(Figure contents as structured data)

(begin)

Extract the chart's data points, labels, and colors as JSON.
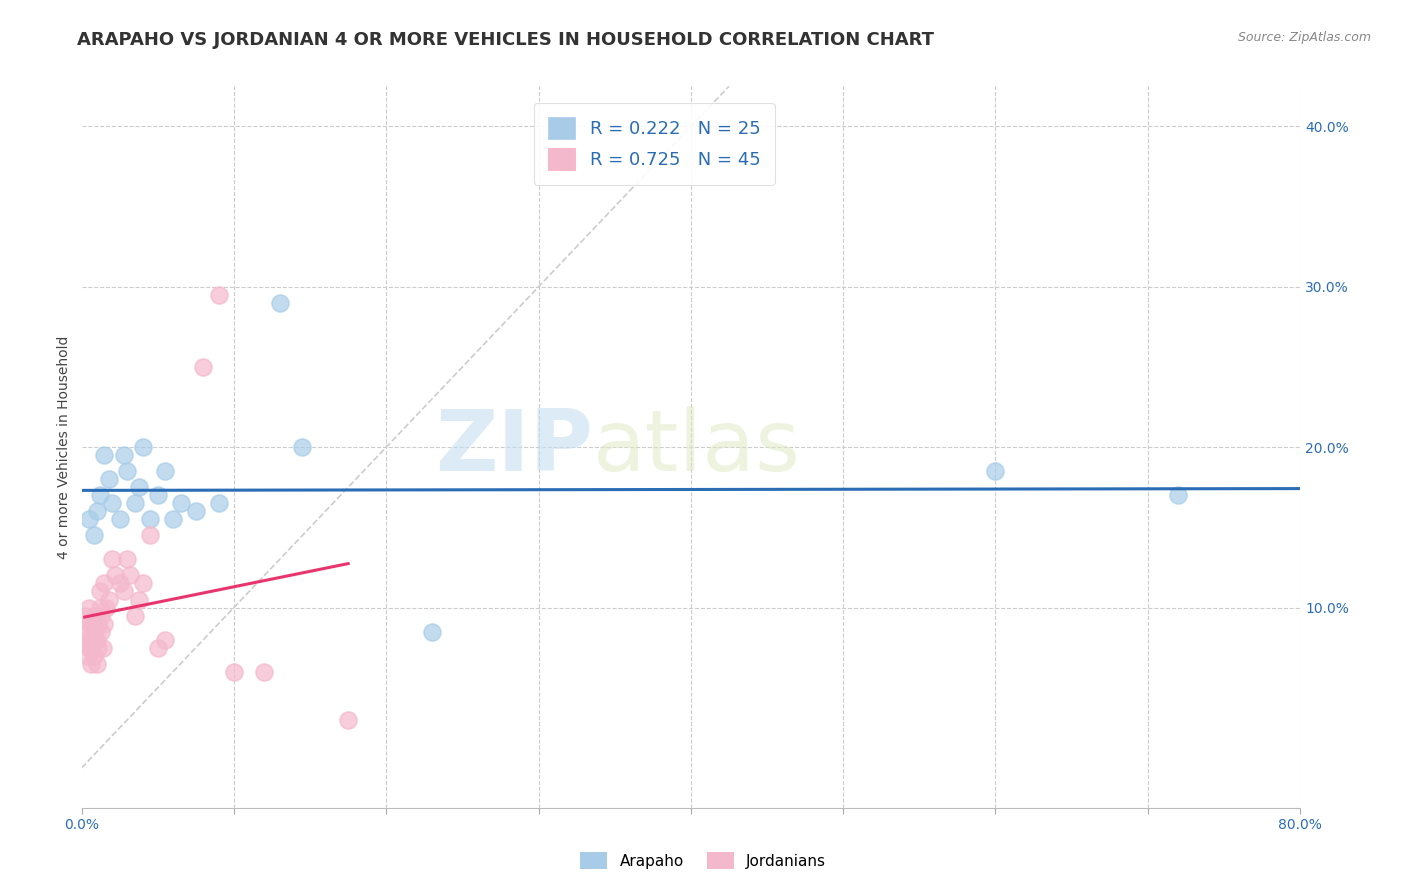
{
  "title": "ARAPAHO VS JORDANIAN 4 OR MORE VEHICLES IN HOUSEHOLD CORRELATION CHART",
  "source_text": "Source: ZipAtlas.com",
  "ylabel": "4 or more Vehicles in Household",
  "xlim": [
    0.0,
    0.8
  ],
  "ylim": [
    -0.025,
    0.425
  ],
  "xticks": [
    0.0,
    0.1,
    0.2,
    0.3,
    0.4,
    0.5,
    0.6,
    0.7,
    0.8
  ],
  "xticklabels": [
    "0.0%",
    "",
    "",
    "",
    "",
    "",
    "",
    "",
    "80.0%"
  ],
  "yticks": [
    0.0,
    0.1,
    0.2,
    0.3,
    0.4
  ],
  "right_yticklabels": [
    "",
    "10.0%",
    "20.0%",
    "30.0%",
    "40.0%"
  ],
  "watermark_zip": "ZIP",
  "watermark_atlas": "atlas",
  "legend_r1": "R = 0.222",
  "legend_n1": "N = 25",
  "legend_r2": "R = 0.725",
  "legend_n2": "N = 45",
  "arapaho_color": "#a8cce8",
  "jordanian_color": "#f4b8cc",
  "arapaho_line_color": "#2b6db5",
  "jordanian_line_color": "#e8356d",
  "diagonal_color": "#cccccc",
  "arapaho_points": [
    [
      0.005,
      0.155
    ],
    [
      0.008,
      0.145
    ],
    [
      0.01,
      0.16
    ],
    [
      0.012,
      0.17
    ],
    [
      0.015,
      0.195
    ],
    [
      0.018,
      0.18
    ],
    [
      0.02,
      0.165
    ],
    [
      0.025,
      0.155
    ],
    [
      0.028,
      0.195
    ],
    [
      0.03,
      0.185
    ],
    [
      0.035,
      0.165
    ],
    [
      0.038,
      0.175
    ],
    [
      0.04,
      0.2
    ],
    [
      0.045,
      0.155
    ],
    [
      0.05,
      0.17
    ],
    [
      0.055,
      0.185
    ],
    [
      0.06,
      0.155
    ],
    [
      0.065,
      0.165
    ],
    [
      0.075,
      0.16
    ],
    [
      0.09,
      0.165
    ],
    [
      0.13,
      0.29
    ],
    [
      0.145,
      0.2
    ],
    [
      0.23,
      0.085
    ],
    [
      0.6,
      0.185
    ],
    [
      0.72,
      0.17
    ]
  ],
  "jordanian_points": [
    [
      0.002,
      0.095
    ],
    [
      0.003,
      0.08
    ],
    [
      0.004,
      0.07
    ],
    [
      0.004,
      0.085
    ],
    [
      0.005,
      0.075
    ],
    [
      0.005,
      0.09
    ],
    [
      0.005,
      0.1
    ],
    [
      0.006,
      0.065
    ],
    [
      0.006,
      0.08
    ],
    [
      0.007,
      0.09
    ],
    [
      0.007,
      0.075
    ],
    [
      0.008,
      0.07
    ],
    [
      0.008,
      0.085
    ],
    [
      0.009,
      0.08
    ],
    [
      0.009,
      0.095
    ],
    [
      0.01,
      0.065
    ],
    [
      0.01,
      0.08
    ],
    [
      0.011,
      0.09
    ],
    [
      0.011,
      0.075
    ],
    [
      0.012,
      0.1
    ],
    [
      0.012,
      0.11
    ],
    [
      0.013,
      0.085
    ],
    [
      0.013,
      0.095
    ],
    [
      0.014,
      0.075
    ],
    [
      0.015,
      0.115
    ],
    [
      0.015,
      0.09
    ],
    [
      0.016,
      0.1
    ],
    [
      0.018,
      0.105
    ],
    [
      0.02,
      0.13
    ],
    [
      0.022,
      0.12
    ],
    [
      0.025,
      0.115
    ],
    [
      0.028,
      0.11
    ],
    [
      0.03,
      0.13
    ],
    [
      0.032,
      0.12
    ],
    [
      0.035,
      0.095
    ],
    [
      0.038,
      0.105
    ],
    [
      0.04,
      0.115
    ],
    [
      0.045,
      0.145
    ],
    [
      0.05,
      0.075
    ],
    [
      0.055,
      0.08
    ],
    [
      0.08,
      0.25
    ],
    [
      0.09,
      0.295
    ],
    [
      0.1,
      0.06
    ],
    [
      0.12,
      0.06
    ],
    [
      0.175,
      0.03
    ]
  ],
  "background_color": "#ffffff",
  "grid_color": "#cccccc",
  "title_fontsize": 13,
  "axis_fontsize": 10,
  "tick_fontsize": 10
}
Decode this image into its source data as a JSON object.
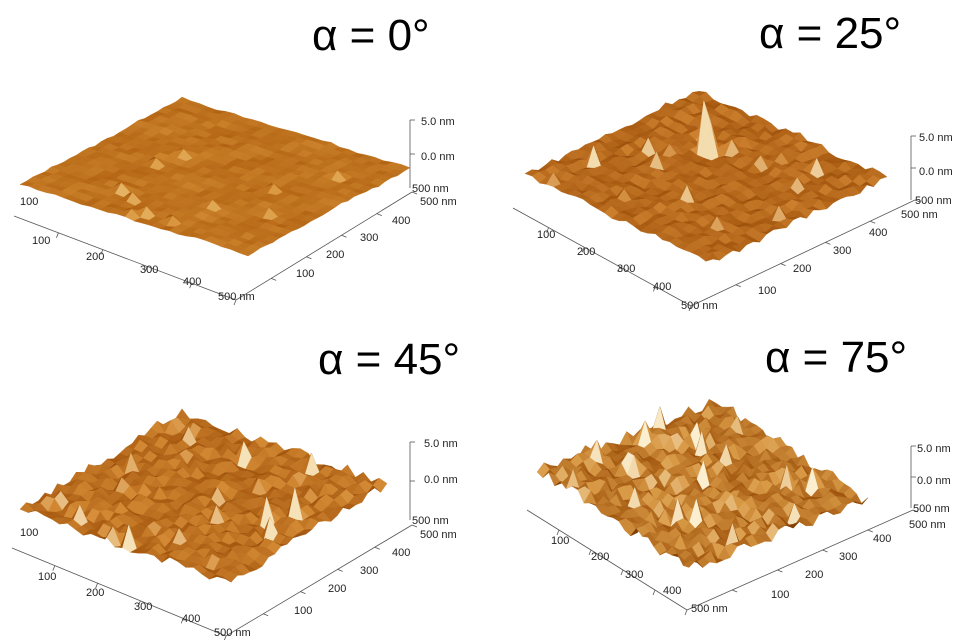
{
  "panels": [
    {
      "id": "p0",
      "title": "α = 0°",
      "x_ticks": [
        "100",
        "200",
        "300",
        "400",
        "500 nm"
      ],
      "y_ticks": [
        "100",
        "200",
        "300",
        "400",
        "500 nm"
      ],
      "side_tick": "100",
      "z_ticks": [
        "5.0 nm",
        "0.0 nm"
      ],
      "z_base": "500 nm",
      "roughness": 0.25,
      "colors": [
        "#7a3a07",
        "#b0600f",
        "#d89238",
        "#f0cd86"
      ]
    },
    {
      "id": "p25",
      "title": "α = 25°",
      "x_ticks": [
        "100",
        "200",
        "300",
        "400",
        "500 nm"
      ],
      "y_ticks": [
        "100",
        "200",
        "300",
        "400",
        "500 nm"
      ],
      "side_tick": "",
      "z_ticks": [
        "5.0 nm",
        "0.0 nm"
      ],
      "z_base": "500 nm",
      "roughness": 0.55,
      "colors": [
        "#6e3206",
        "#a4560d",
        "#cf8330",
        "#f3dcae"
      ]
    },
    {
      "id": "p45",
      "title": "α = 45°",
      "x_ticks": [
        "100",
        "200",
        "300",
        "400",
        "500 nm"
      ],
      "y_ticks": [
        "100",
        "200",
        "300",
        "400",
        "500 nm"
      ],
      "side_tick": "100",
      "z_ticks": [
        "5.0 nm",
        "0.0 nm"
      ],
      "z_base": "500 nm",
      "roughness": 0.8,
      "colors": [
        "#6a3005",
        "#a6580e",
        "#d48a34",
        "#f6e2b8"
      ]
    },
    {
      "id": "p75",
      "title": "α = 75°",
      "x_ticks": [
        "100",
        "200",
        "300",
        "400",
        "500 nm"
      ],
      "y_ticks": [
        "100",
        "200",
        "300",
        "400",
        "500 nm"
      ],
      "side_tick": "",
      "z_ticks": [
        "5.0 nm",
        "0.0 nm"
      ],
      "z_base": "500 nm",
      "roughness": 0.95,
      "colors": [
        "#5a2804",
        "#a0540c",
        "#d99a46",
        "#fbefd0"
      ]
    }
  ]
}
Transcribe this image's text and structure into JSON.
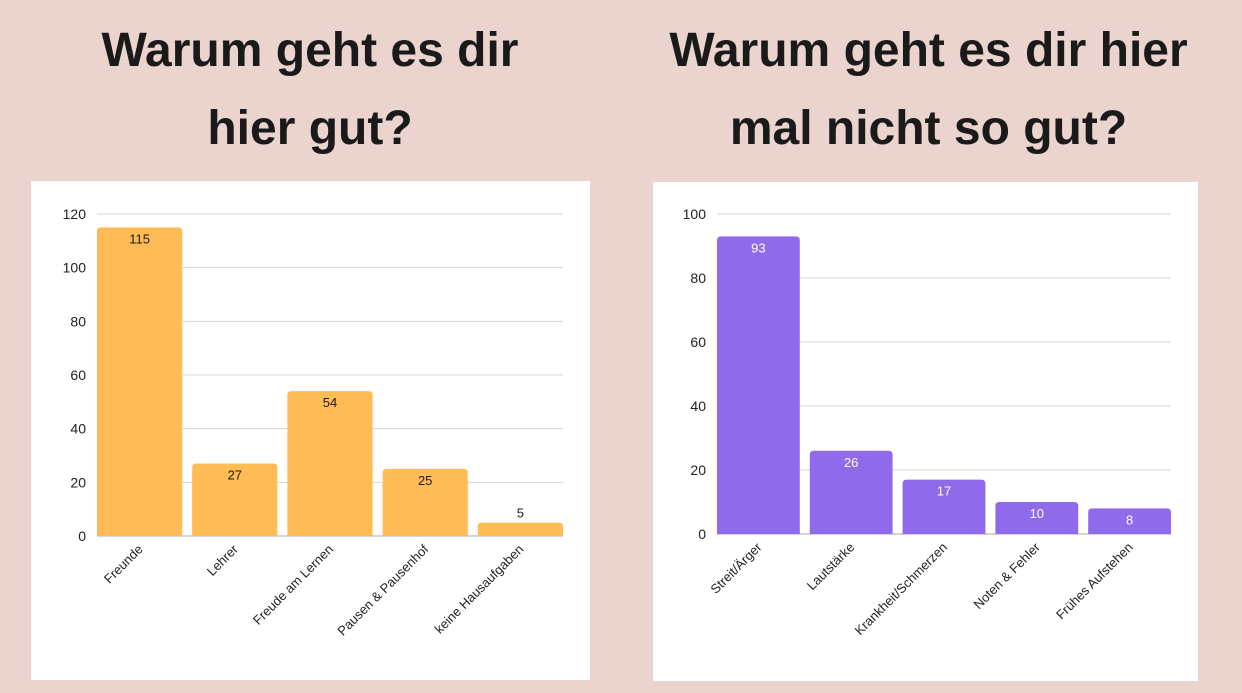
{
  "chart_data": [
    {
      "type": "bar",
      "title": "Warum geht es dir hier gut?",
      "categories": [
        "Freunde",
        "Lehrer",
        "Freude am Lernen",
        "Pausen & Pausenhof",
        "keine Hausaufgaben"
      ],
      "values": [
        115,
        27,
        54,
        25,
        5
      ],
      "value_labels": [
        "115",
        "27",
        "54",
        "25",
        "5"
      ],
      "yticks": [
        "0",
        "20",
        "40",
        "60",
        "80",
        "100",
        "120"
      ],
      "ylim": [
        0,
        120
      ],
      "xlabel": "",
      "ylabel": "",
      "grid": true,
      "color": "#ffbb55",
      "label_color": "#1a1a1a"
    },
    {
      "type": "bar",
      "title": "Warum geht es dir hier mal nicht so gut?",
      "categories": [
        "Streit/Ärger",
        "Lautstärke",
        "Krankheit/Schmerzen",
        "Noten & Fehler",
        "Frühes Aufstehen"
      ],
      "values": [
        93,
        26,
        17,
        10,
        8
      ],
      "value_labels": [
        "93",
        "26",
        "17",
        "10",
        "8"
      ],
      "yticks": [
        "0",
        "20",
        "40",
        "60",
        "80",
        "100"
      ],
      "ylim": [
        0,
        100
      ],
      "xlabel": "",
      "ylabel": "",
      "grid": true,
      "color": "#8f6bec",
      "label_color": "#ffffff"
    }
  ],
  "titles": {
    "left": [
      "Warum geht es dir",
      "hier gut?"
    ],
    "right": [
      "Warum geht es dir hier",
      "mal nicht so gut?"
    ]
  }
}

(end)

Request: For the string "hier", count the lines of the entries above that include it; answer with the number only.

Written solution: 4